**Exercise goal**: Determine how many lines include the string "Predicted". Output that number only.
++++ Data listing ++++
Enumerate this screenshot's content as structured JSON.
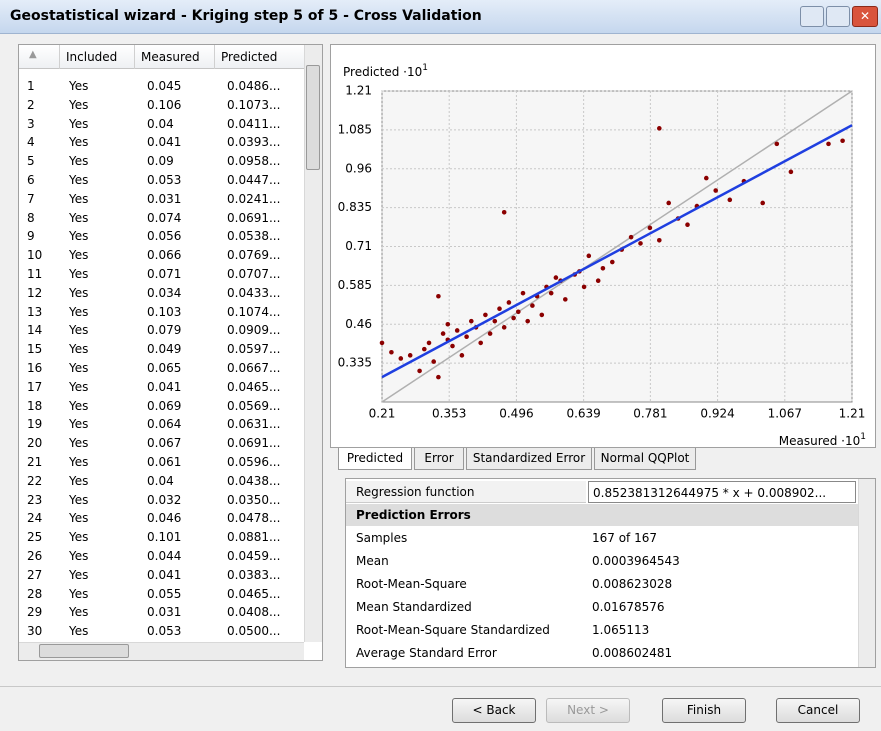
{
  "window": {
    "title": "Geostatistical wizard - Kriging step 5 of 5 - Cross Validation"
  },
  "table": {
    "headers": [
      "Included",
      "Measured",
      "Predicted"
    ],
    "rows": [
      [
        1,
        "Yes",
        0.045,
        "0.0486..."
      ],
      [
        2,
        "Yes",
        0.106,
        "0.1073..."
      ],
      [
        3,
        "Yes",
        0.04,
        "0.0411..."
      ],
      [
        4,
        "Yes",
        0.041,
        "0.0393..."
      ],
      [
        5,
        "Yes",
        0.09,
        "0.0958..."
      ],
      [
        6,
        "Yes",
        0.053,
        "0.0447..."
      ],
      [
        7,
        "Yes",
        0.031,
        "0.0241..."
      ],
      [
        8,
        "Yes",
        0.074,
        "0.0691..."
      ],
      [
        9,
        "Yes",
        0.056,
        "0.0538..."
      ],
      [
        10,
        "Yes",
        0.066,
        "0.0769..."
      ],
      [
        11,
        "Yes",
        0.071,
        "0.0707..."
      ],
      [
        12,
        "Yes",
        0.034,
        "0.0433..."
      ],
      [
        13,
        "Yes",
        0.103,
        "0.1074..."
      ],
      [
        14,
        "Yes",
        0.079,
        "0.0909..."
      ],
      [
        15,
        "Yes",
        0.049,
        "0.0597..."
      ],
      [
        16,
        "Yes",
        0.065,
        "0.0667..."
      ],
      [
        17,
        "Yes",
        0.041,
        "0.0465..."
      ],
      [
        18,
        "Yes",
        0.069,
        "0.0569..."
      ],
      [
        19,
        "Yes",
        0.064,
        "0.0631..."
      ],
      [
        20,
        "Yes",
        0.067,
        "0.0691..."
      ],
      [
        21,
        "Yes",
        0.061,
        "0.0596..."
      ],
      [
        22,
        "Yes",
        0.04,
        "0.0438..."
      ],
      [
        23,
        "Yes",
        0.032,
        "0.0350..."
      ],
      [
        24,
        "Yes",
        0.046,
        "0.0478..."
      ],
      [
        25,
        "Yes",
        0.101,
        "0.0881..."
      ],
      [
        26,
        "Yes",
        0.044,
        "0.0459..."
      ],
      [
        27,
        "Yes",
        0.041,
        "0.0383..."
      ],
      [
        28,
        "Yes",
        0.055,
        "0.0465..."
      ],
      [
        29,
        "Yes",
        0.031,
        "0.0408..."
      ],
      [
        30,
        "Yes",
        0.053,
        "0.0500..."
      ]
    ]
  },
  "chart_data": {
    "type": "scatter",
    "y_label": "Predicted ·10",
    "y_label_exp": "1",
    "x_label": "Measured ·10",
    "x_label_exp": "1",
    "xlim": [
      0.21,
      1.21
    ],
    "ylim": [
      0.21,
      1.21
    ],
    "xticks": [
      0.21,
      0.353,
      0.496,
      0.639,
      0.781,
      0.924,
      1.067,
      1.21
    ],
    "yticks": [
      0.335,
      0.46,
      0.585,
      0.71,
      0.835,
      0.96,
      1.085,
      1.21
    ],
    "grid": true,
    "color": "#8b0000",
    "x": [
      0.21,
      0.23,
      0.25,
      0.27,
      0.29,
      0.3,
      0.31,
      0.32,
      0.33,
      0.34,
      0.35,
      0.35,
      0.36,
      0.37,
      0.38,
      0.39,
      0.4,
      0.41,
      0.42,
      0.43,
      0.44,
      0.45,
      0.46,
      0.47,
      0.48,
      0.49,
      0.5,
      0.51,
      0.52,
      0.53,
      0.54,
      0.55,
      0.56,
      0.57,
      0.58,
      0.59,
      0.6,
      0.62,
      0.63,
      0.64,
      0.65,
      0.67,
      0.68,
      0.7,
      0.72,
      0.74,
      0.76,
      0.78,
      0.8,
      0.82,
      0.84,
      0.86,
      0.88,
      0.9,
      0.92,
      0.95,
      0.98,
      1.02,
      1.05,
      1.08,
      1.16,
      1.19,
      0.47,
      0.33,
      0.8
    ],
    "y": [
      0.4,
      0.37,
      0.35,
      0.36,
      0.31,
      0.38,
      0.4,
      0.34,
      0.29,
      0.43,
      0.46,
      0.41,
      0.39,
      0.44,
      0.36,
      0.42,
      0.47,
      0.45,
      0.4,
      0.49,
      0.43,
      0.47,
      0.51,
      0.45,
      0.53,
      0.48,
      0.5,
      0.56,
      0.47,
      0.52,
      0.55,
      0.49,
      0.58,
      0.56,
      0.61,
      0.6,
      0.54,
      0.62,
      0.63,
      0.58,
      0.68,
      0.6,
      0.64,
      0.66,
      0.7,
      0.74,
      0.72,
      0.77,
      0.73,
      0.85,
      0.8,
      0.78,
      0.84,
      0.93,
      0.89,
      0.86,
      0.92,
      0.85,
      1.04,
      0.95,
      1.04,
      1.05,
      0.82,
      0.55,
      1.09
    ],
    "regression_line": {
      "color": "#1f3fe0",
      "x": [
        0.21,
        1.21
      ],
      "y": [
        0.29,
        1.1
      ]
    },
    "reference_line": {
      "color": "#b0b0b0",
      "x": [
        0.21,
        1.21
      ],
      "y": [
        0.21,
        1.21
      ]
    }
  },
  "tabs": [
    "Predicted",
    "Error",
    "Standardized Error",
    "Normal QQPlot"
  ],
  "properties": {
    "regression": [
      "Regression function",
      "0.852381312644975 * x + 0.008902..."
    ],
    "section": "Prediction Errors",
    "rows": [
      [
        "Samples",
        "167 of 167"
      ],
      [
        "Mean",
        "0.0003964543"
      ],
      [
        "Root-Mean-Square",
        "0.008623028"
      ],
      [
        "Mean Standardized",
        "0.01678576"
      ],
      [
        "Root-Mean-Square Standardized",
        "1.065113"
      ],
      [
        "Average Standard Error",
        "0.008602481"
      ]
    ]
  },
  "buttons": [
    "< Back",
    "Next >",
    "Finish",
    "Cancel"
  ]
}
++++
**Exercise output**: 3